_PROMPT 1_
Reproduce the passage of the reflection on humanity starting at "My heart is" and ending at "a personal touch.", substituting "community" for "society".

--- start of ARTICLE ---

Far Fetched

In creation, we see the mind of the Creator.

Who would not want to be a better version of self? This is a question that spurs many of us into action. Suppose there was nothing to live for and we solely depended on the waves of fate to sway us, rocking us back and forth? Sometimes I wonder how many versions there can be of the same ‘humanity’ we boast to belong to yet the fundamental conditions remain the same. Why is it that some of us act different from what is universally accepted way? Could it be the influence of different temperaments, character shaping or just a rogue spirit which rummage the good keepings of a person and brings out the brutal side of man?
My heart is drowned in worry. It is filled with concern as to where we are headed as a society. The unceasing loss of lives over petty issues and in ways that are inhumane has made me lose trust in humanity. As I was reflecting in my anguish the brutal killings which happen in the circles of love, I remembered the kinds of relationships spoken about by Martin Buber, a Jewish philosopher and I felt a need of giving it a personal touch.

--- end of ARTICLE ---
--- start of EXERCISE MATERIALS ---

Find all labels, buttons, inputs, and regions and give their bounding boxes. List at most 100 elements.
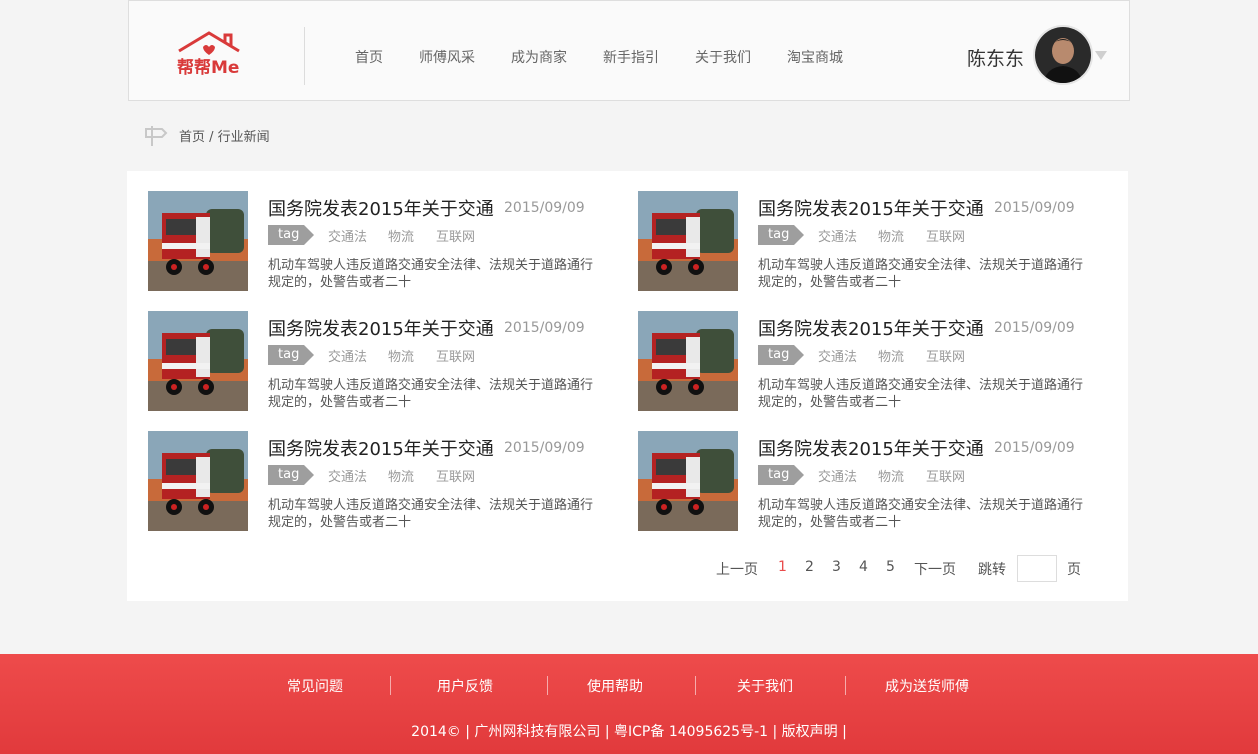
nav-item-beginner-guide[interactable]: 新手指引: [603, 47, 659, 67]
copyright-text: 2014© | 广州网科技有限公司 | 粤ICP备 14095625号-1 | …: [411, 724, 847, 740]
article-thumbnail[interactable]: [638, 311, 738, 411]
article-card[interactable]: 国务院发表2015年关于交通 2015/09/09 tag 交通法 物流 互联网…: [638, 311, 1098, 411]
tag-link[interactable]: 物流: [388, 226, 414, 245]
breadcrumb-current: 行业新闻: [217, 130, 270, 145]
article-thumbnail[interactable]: [148, 431, 248, 531]
article-card[interactable]: 国务院发表2015年关于交通 2015/09/09 tag 交通法 物流 互联网…: [148, 431, 608, 531]
breadcrumb: 首页 / 行业新闻: [179, 126, 270, 145]
article-thumbnail[interactable]: [638, 191, 738, 291]
news-list-panel: 国务院发表2015年关于交通 2015/09/09 tag 交通法 物流 互联网…: [127, 171, 1128, 601]
article-thumbnail[interactable]: [148, 191, 248, 291]
jump-label: 跳转: [978, 562, 1006, 578]
article-summary: 机动车驾驶人违反道路交通安全法律、法规关于道路通行规定的，处警告或者二十: [758, 258, 1084, 290]
house-logo-icon: 帮帮Me: [177, 31, 240, 78]
nav-item-about-us[interactable]: 关于我们: [695, 47, 751, 67]
article-title[interactable]: 国务院发表2015年关于交通: [758, 435, 984, 461]
user-avatar-icon: [1035, 27, 1091, 83]
article-summary: 机动车驾驶人违反道路交通安全法律、法规关于道路通行规定的，处警告或者二十: [758, 498, 1084, 530]
site-logo[interactable]: 帮帮Me: [173, 29, 247, 78]
footer-divider: [845, 676, 846, 695]
tag-link[interactable]: 交通法: [818, 346, 857, 365]
article-card[interactable]: 国务院发表2015年关于交通 2015/09/09 tag 交通法 物流 互联网…: [638, 191, 1098, 291]
page-number-5[interactable]: 5: [886, 559, 895, 575]
article-date: 2015/09/09: [504, 200, 585, 216]
truck-image: [148, 431, 248, 531]
nav-item-home[interactable]: 首页: [355, 47, 383, 67]
prev-page-button[interactable]: 上一页: [716, 559, 758, 579]
tag-badge: tag: [758, 345, 804, 365]
header-divider: [304, 27, 305, 85]
user-name[interactable]: 陈东东: [967, 44, 1024, 71]
tag-link[interactable]: 物流: [388, 346, 414, 365]
article-card[interactable]: 国务院发表2015年关于交通 2015/09/09 tag 交通法 物流 互联网…: [148, 191, 608, 291]
footer-link-feedback[interactable]: 用户反馈: [437, 676, 493, 696]
article-date: 2015/09/09: [504, 320, 585, 336]
page-number-1[interactable]: 1: [778, 559, 787, 575]
article-title[interactable]: 国务院发表2015年关于交通: [758, 315, 984, 341]
tag-badge: tag: [758, 465, 804, 485]
nav-item-masters[interactable]: 师傅风采: [419, 47, 475, 67]
tag-link[interactable]: 互联网: [926, 466, 965, 485]
article-card[interactable]: 国务院发表2015年关于交通 2015/09/09 tag 交通法 物流 互联网…: [148, 311, 608, 411]
truck-image: [638, 431, 738, 531]
tag-link[interactable]: 互联网: [926, 226, 965, 245]
tag-link[interactable]: 交通法: [328, 346, 367, 365]
tag-link[interactable]: 互联网: [436, 226, 475, 245]
nav-item-taobao-mall[interactable]: 淘宝商城: [787, 47, 843, 67]
tag-link[interactable]: 物流: [388, 466, 414, 485]
breadcrumb-home[interactable]: 首页: [179, 130, 205, 145]
svg-text:帮帮Me: 帮帮Me: [177, 58, 239, 77]
tag-link[interactable]: 交通法: [818, 466, 857, 485]
page-number-4[interactable]: 4: [859, 559, 868, 575]
article-card[interactable]: 国务院发表2015年关于交通 2015/09/09 tag 交通法 物流 互联网…: [638, 431, 1098, 531]
truck-image: [148, 311, 248, 411]
breadcrumb-separator: /: [205, 130, 218, 145]
footer-divider: [547, 676, 548, 695]
footer-link-become-driver[interactable]: 成为送货师傅: [885, 676, 969, 696]
truck-image: [638, 311, 738, 411]
tag-link[interactable]: 交通法: [328, 466, 367, 485]
article-thumbnail[interactable]: [148, 311, 248, 411]
footer-link-help[interactable]: 使用帮助: [587, 676, 643, 696]
chevron-down-icon[interactable]: [1095, 51, 1107, 60]
signpost-icon: [145, 126, 168, 146]
next-page-button[interactable]: 下一页: [914, 559, 956, 579]
site-footer: 常见问题 用户反馈 使用帮助 关于我们 成为送货师傅 2014© | 广州网科技…: [0, 654, 1258, 754]
article-title[interactable]: 国务院发表2015年关于交通: [268, 315, 494, 341]
article-title[interactable]: 国务院发表2015年关于交通: [268, 435, 494, 461]
truck-image: [638, 191, 738, 291]
avatar[interactable]: [1033, 25, 1093, 85]
article-title[interactable]: 国务院发表2015年关于交通: [268, 195, 494, 221]
footer-link-about[interactable]: 关于我们: [737, 676, 793, 696]
article-date: 2015/09/09: [994, 320, 1075, 336]
article-title[interactable]: 国务院发表2015年关于交通: [758, 195, 984, 221]
page-suffix-label: 页: [1067, 562, 1081, 578]
tag-link[interactable]: 物流: [878, 226, 904, 245]
article-summary: 机动车驾驶人违反道路交通安全法律、法规关于道路通行规定的，处警告或者二十: [268, 378, 594, 410]
tag-link[interactable]: 互联网: [926, 346, 965, 365]
tag-badge: tag: [268, 225, 314, 245]
page-number-3[interactable]: 3: [832, 559, 841, 575]
truck-image: [148, 191, 248, 291]
page-jump-input[interactable]: [1017, 555, 1057, 582]
tag-link[interactable]: 交通法: [328, 226, 367, 245]
tag-badge: tag: [758, 225, 804, 245]
tag-badge: tag: [268, 465, 314, 485]
article-thumbnail[interactable]: [638, 431, 738, 531]
tag-link[interactable]: 物流: [878, 346, 904, 365]
tag-link[interactable]: 交通法: [818, 226, 857, 245]
site-header: 帮帮Me 首页 师傅风采 成为商家 新手指引 关于我们 淘宝商城 陈东东: [128, 0, 1130, 101]
tag-link[interactable]: 物流: [878, 466, 904, 485]
tag-link[interactable]: 互联网: [436, 346, 475, 365]
footer-divider: [390, 676, 391, 695]
footer-link-faq[interactable]: 常见问题: [287, 676, 343, 696]
nav-item-become-merchant[interactable]: 成为商家: [511, 47, 567, 67]
article-summary: 机动车驾驶人违反道路交通安全法律、法规关于道路通行规定的，处警告或者二十: [758, 378, 1084, 410]
article-date: 2015/09/09: [504, 440, 585, 456]
page-number-2[interactable]: 2: [805, 559, 814, 575]
article-summary: 机动车驾驶人违反道路交通安全法律、法规关于道路通行规定的，处警告或者二十: [268, 258, 594, 290]
article-summary: 机动车驾驶人违反道路交通安全法律、法规关于道路通行规定的，处警告或者二十: [268, 498, 594, 530]
tag-link[interactable]: 互联网: [436, 466, 475, 485]
tag-badge: tag: [268, 345, 314, 365]
main-nav: 首页 师傅风采 成为商家 新手指引 关于我们 淘宝商城: [355, 47, 879, 67]
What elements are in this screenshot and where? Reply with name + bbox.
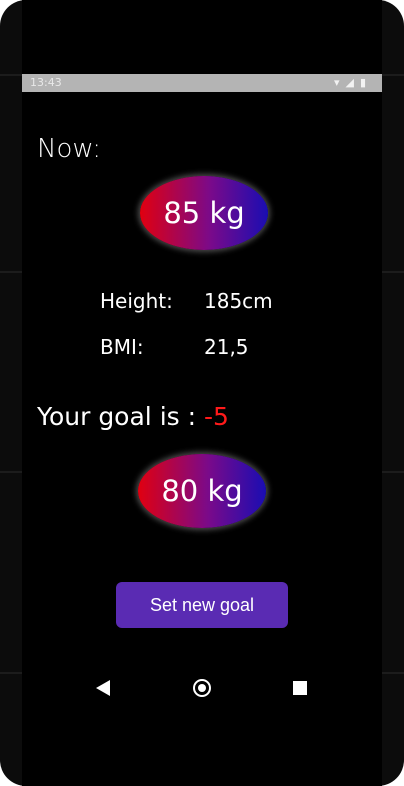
navigation-bar <box>22 668 382 708</box>
bmi-label: BMI: <box>100 335 144 359</box>
goal-prefix: Your goal is : <box>37 402 204 431</box>
recent-apps-icon[interactable] <box>293 681 307 695</box>
current-weight-badge: 85 kg <box>140 176 268 250</box>
wifi-icon: ▾ <box>333 76 346 89</box>
goal-text: Your goal is : -5 <box>37 402 229 431</box>
home-icon[interactable] <box>193 679 211 697</box>
status-bar: 13:43 ▾◢▮ <box>22 74 382 92</box>
bmi-value: 21,5 <box>204 335 249 359</box>
status-time: 13:43 <box>30 76 62 89</box>
set-new-goal-button[interactable]: Set new goal <box>116 582 288 628</box>
goal-weight-badge: 80 kg <box>138 454 266 528</box>
goal-delta: -5 <box>203 402 229 431</box>
status-icons: ▾◢▮ <box>334 76 372 89</box>
battery-icon: ▮ <box>359 76 372 89</box>
height-label: Height: <box>100 289 173 313</box>
back-icon[interactable] <box>96 680 110 696</box>
signal-icon: ◢ <box>345 76 360 89</box>
now-label: Now: <box>37 134 101 164</box>
height-value: 185cm <box>204 289 273 313</box>
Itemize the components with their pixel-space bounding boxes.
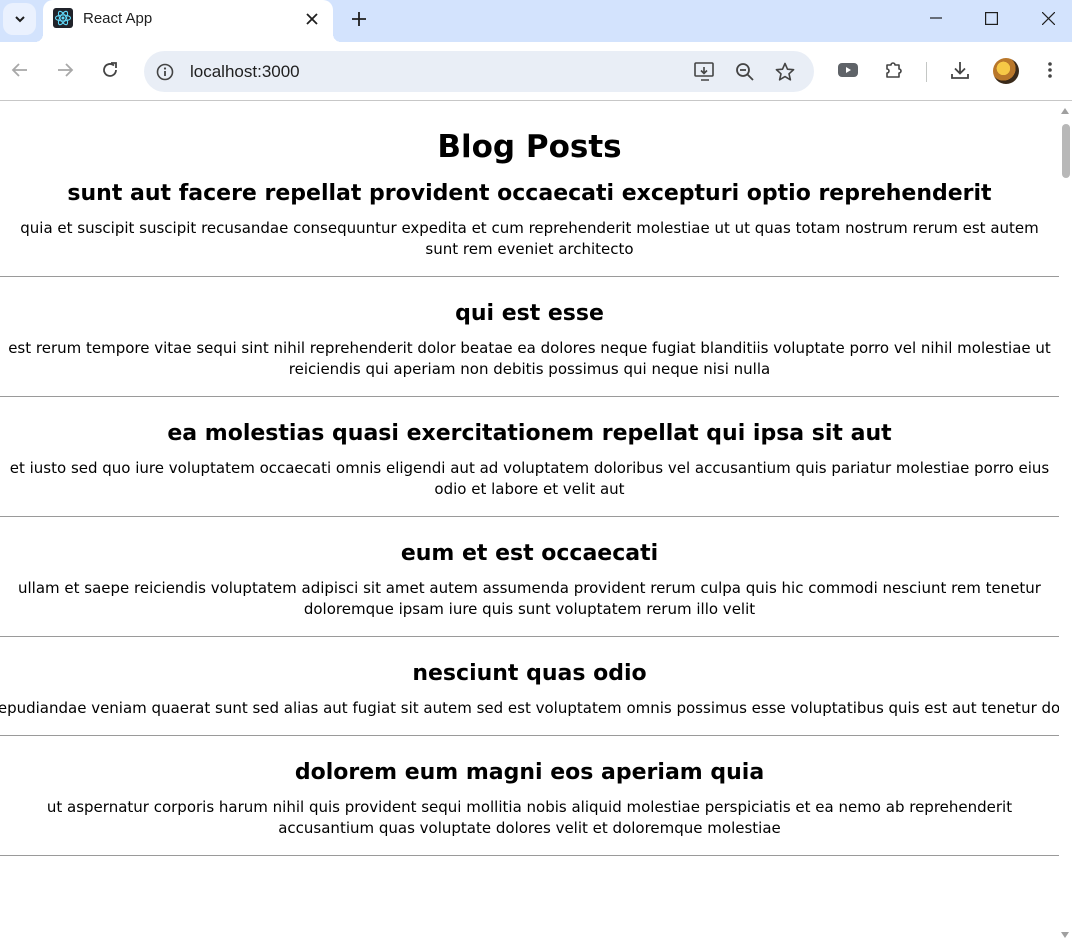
zoom-out-icon[interactable] — [732, 60, 758, 84]
react-logo-icon — [53, 8, 73, 28]
post-body: et iusto sed quo iure voluptatem occaeca… — [9, 459, 1050, 498]
vertical-scrollbar[interactable] — [1059, 102, 1072, 941]
forward-arrow-icon — [58, 63, 74, 77]
post-item: ea molestias quasi exercitationem repell… — [0, 397, 1059, 517]
browser-toolbar: localhost:3000 — [0, 42, 1072, 101]
post-item: nesciunt quas odio repudiandae veniam qu… — [0, 637, 1059, 736]
post-item: dolorem eum magni eos aperiam quia ut as… — [0, 736, 1059, 856]
post-body: repudiandae veniam quaerat sunt sed alia… — [0, 699, 1059, 717]
post-title: ea molestias quasi exercitationem repell… — [167, 421, 892, 446]
back-arrow-icon — [11, 63, 27, 77]
downloads-button[interactable] — [945, 55, 975, 85]
post-body: quia et suscipit suscipit recusandae con… — [20, 219, 1039, 258]
tab-strip: React App — [0, 0, 1072, 42]
back-button[interactable] — [5, 55, 35, 85]
page-title: Blog Posts — [437, 129, 622, 165]
page-viewport: Blog Posts sunt aut facere repellat prov… — [0, 102, 1059, 941]
post-title: qui est esse — [455, 301, 604, 326]
blog-page: Blog Posts sunt aut facere repellat prov… — [0, 129, 1059, 856]
scroll-thumb[interactable] — [1062, 124, 1070, 178]
tab-search-button[interactable] — [3, 3, 36, 35]
star-icon[interactable] — [772, 60, 798, 84]
minimize-button[interactable] — [907, 0, 964, 36]
tab-title: React App — [83, 10, 153, 27]
post-body: est rerum tempore vitae sequi sint nihil… — [8, 339, 1051, 378]
window-close-button[interactable] — [1020, 0, 1072, 36]
plus-icon — [352, 12, 366, 26]
post-body: ullam et saepe reiciendis voluptatem adi… — [18, 579, 1041, 618]
post-body: ut aspernatur corporis harum nihil quis … — [46, 798, 1013, 837]
scroll-up-arrow-icon[interactable] — [1061, 108, 1069, 114]
install-app-icon[interactable] — [692, 60, 718, 84]
post-title: sunt aut facere repellat provident occae… — [67, 181, 992, 206]
window-close-icon — [1042, 11, 1055, 25]
address-bar[interactable]: localhost:3000 — [144, 51, 814, 92]
maximize-button[interactable] — [963, 0, 1020, 36]
url-text[interactable]: localhost:3000 — [190, 62, 300, 82]
scroll-down-arrow-icon[interactable] — [1061, 932, 1069, 938]
minimize-icon — [929, 17, 942, 19]
download-icon — [951, 62, 969, 79]
post-title: eum et est occaecati — [400, 541, 659, 566]
close-icon — [306, 13, 318, 25]
post-item: sunt aut facere repellat provident occae… — [0, 165, 1059, 277]
toolbar-separator — [926, 62, 927, 82]
extensions-button[interactable] — [879, 55, 909, 85]
post-item: eum et est occaecati ullam et saepe reic… — [0, 517, 1059, 637]
post-title: dolorem eum magni eos aperiam quia — [294, 760, 765, 785]
post-item: qui est esse est rerum tempore vitae seq… — [0, 277, 1059, 397]
media-button[interactable] — [833, 55, 863, 85]
reload-button[interactable] — [95, 55, 125, 85]
tab-close-button[interactable] — [301, 8, 323, 30]
media-icon — [838, 63, 858, 77]
reload-icon — [103, 62, 117, 77]
info-icon[interactable] — [152, 60, 178, 84]
active-tab[interactable]: React App — [35, 0, 341, 42]
menu-button[interactable] — [1035, 55, 1065, 85]
profile-avatar[interactable] — [993, 58, 1019, 84]
post-title: nesciunt quas odio — [412, 661, 647, 686]
puzzle-icon — [886, 62, 902, 78]
chevron-down-icon — [14, 16, 25, 23]
kebab-menu-icon — [1048, 62, 1052, 78]
new-tab-button[interactable] — [345, 5, 373, 33]
forward-button[interactable] — [50, 55, 80, 85]
maximize-icon — [985, 11, 998, 25]
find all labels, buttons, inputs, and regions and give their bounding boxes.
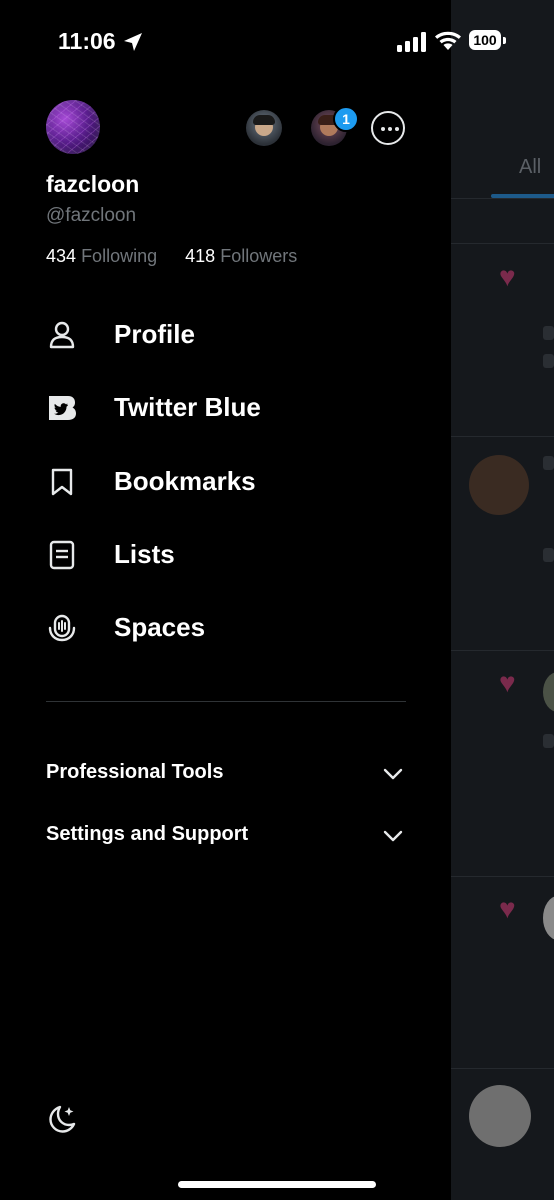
avatar xyxy=(543,896,554,940)
battery-cap xyxy=(503,37,506,44)
following-count: 434 xyxy=(46,246,77,266)
followers-label: Followers xyxy=(220,246,298,266)
location-arrow-icon xyxy=(124,33,142,51)
chevron-down-icon xyxy=(383,830,403,842)
heart-icon: ♥ xyxy=(499,667,516,698)
section-label: Professional Tools xyxy=(46,761,224,783)
divider xyxy=(451,1068,554,1069)
profile-avatar[interactable] xyxy=(46,100,100,154)
menu-label: Twitter Blue xyxy=(114,392,261,422)
avatar xyxy=(543,672,554,712)
moon-icon[interactable] xyxy=(44,1101,80,1137)
display-name[interactable]: fazcloon xyxy=(46,171,139,198)
followers-link[interactable]: 418 Followers xyxy=(185,246,297,266)
timeline-backdrop[interactable]: All ♥ ♥ ♥ xyxy=(451,0,554,1200)
status-time: 11:06 xyxy=(58,28,116,54)
heart-icon: ♥ xyxy=(499,261,516,292)
menu-item-lists[interactable]: Lists xyxy=(44,531,424,579)
menu-item-profile[interactable]: Profile xyxy=(44,311,424,359)
text-fragment xyxy=(543,548,554,562)
settings-and-support-toggle[interactable]: Settings and Support xyxy=(46,817,406,853)
battery-indicator: 100 xyxy=(469,30,507,52)
bookmark-icon xyxy=(51,468,73,496)
menu-label: Lists xyxy=(114,539,175,569)
dot xyxy=(381,127,385,131)
divider xyxy=(451,436,554,437)
divider xyxy=(451,243,554,244)
menu-item-bookmarks[interactable]: Bookmarks xyxy=(44,458,424,506)
home-indicator[interactable] xyxy=(178,1181,376,1188)
navigation-drawer: 1 fazcloon @fazcloon 434 Following 418 F… xyxy=(0,0,451,1200)
follow-stats: 434 Following 418 Followers xyxy=(46,246,297,267)
following-link[interactable]: 434 Following xyxy=(46,246,162,266)
text-fragment xyxy=(543,734,554,748)
dot xyxy=(388,127,392,131)
spaces-icon xyxy=(48,614,76,642)
chevron-down-icon xyxy=(383,768,403,780)
username-handle: @fazcloon xyxy=(46,205,137,226)
followers-count: 418 xyxy=(185,246,216,266)
professional-tools-toggle[interactable]: Professional Tools xyxy=(46,755,406,791)
heart-icon: ♥ xyxy=(499,893,516,924)
menu-label: Spaces xyxy=(114,612,206,642)
wifi-icon xyxy=(435,31,461,50)
section-label: Settings and Support xyxy=(46,823,249,845)
text-fragment xyxy=(543,326,554,340)
notification-badge: 1 xyxy=(333,106,359,132)
avatar xyxy=(469,455,529,515)
tab-all[interactable]: All xyxy=(519,156,541,179)
lists-icon xyxy=(49,540,75,570)
divider xyxy=(451,198,554,199)
divider xyxy=(451,650,554,651)
avatar xyxy=(469,1085,531,1147)
battery-level: 100 xyxy=(469,30,501,50)
status-bar: 11:06 100 xyxy=(0,0,554,84)
divider xyxy=(46,701,406,702)
divider xyxy=(451,876,554,877)
text-fragment xyxy=(543,456,554,470)
switch-account-avatar[interactable] xyxy=(246,110,282,146)
twitter-blue-icon xyxy=(49,396,76,420)
menu-item-twitter-blue[interactable]: Twitter Blue xyxy=(44,384,424,432)
avatar-hair xyxy=(253,115,275,125)
cellular-signal-icon xyxy=(397,32,426,52)
text-fragment xyxy=(543,354,554,368)
following-label: Following xyxy=(81,246,158,266)
menu-item-spaces[interactable]: Spaces xyxy=(44,604,424,652)
menu-label: Bookmarks xyxy=(114,466,256,496)
dot xyxy=(395,127,399,131)
menu-label: Profile xyxy=(114,319,195,349)
person-icon xyxy=(49,321,75,349)
more-options-button[interactable] xyxy=(371,111,405,145)
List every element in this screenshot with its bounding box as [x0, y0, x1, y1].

--- end of EXERCISE MATERIALS ---

_PROMPT 2_
Print the lines of the records starting at the line containing "avatar xyxy=(543,896,554,940)" and ending at the line containing "chevron-down-icon xyxy=(383,830,403,842)", both included.

_TASK ANSWER 1_
My heart is drowned in worry. It is filled with concern as to where we are headed as a community. The unceasing loss of lives over petty issues and in ways that are inhumane has made me lose trust in humanity. As I was reflecting in my anguish the brutal killings which happen in the circles of love, I remembered the kinds of relationships spoken about by Martin Buber, a Jewish philosopher and I felt a need of giving it a personal touch.

_TASK ANSWER 2_
avatar xyxy=(543,896,554,940)
battery-cap xyxy=(503,37,506,44)
following-count: 434 xyxy=(46,246,77,266)
followers-label: Followers xyxy=(220,246,298,266)
location-arrow-icon xyxy=(124,33,142,51)
chevron-down-icon xyxy=(383,830,403,842)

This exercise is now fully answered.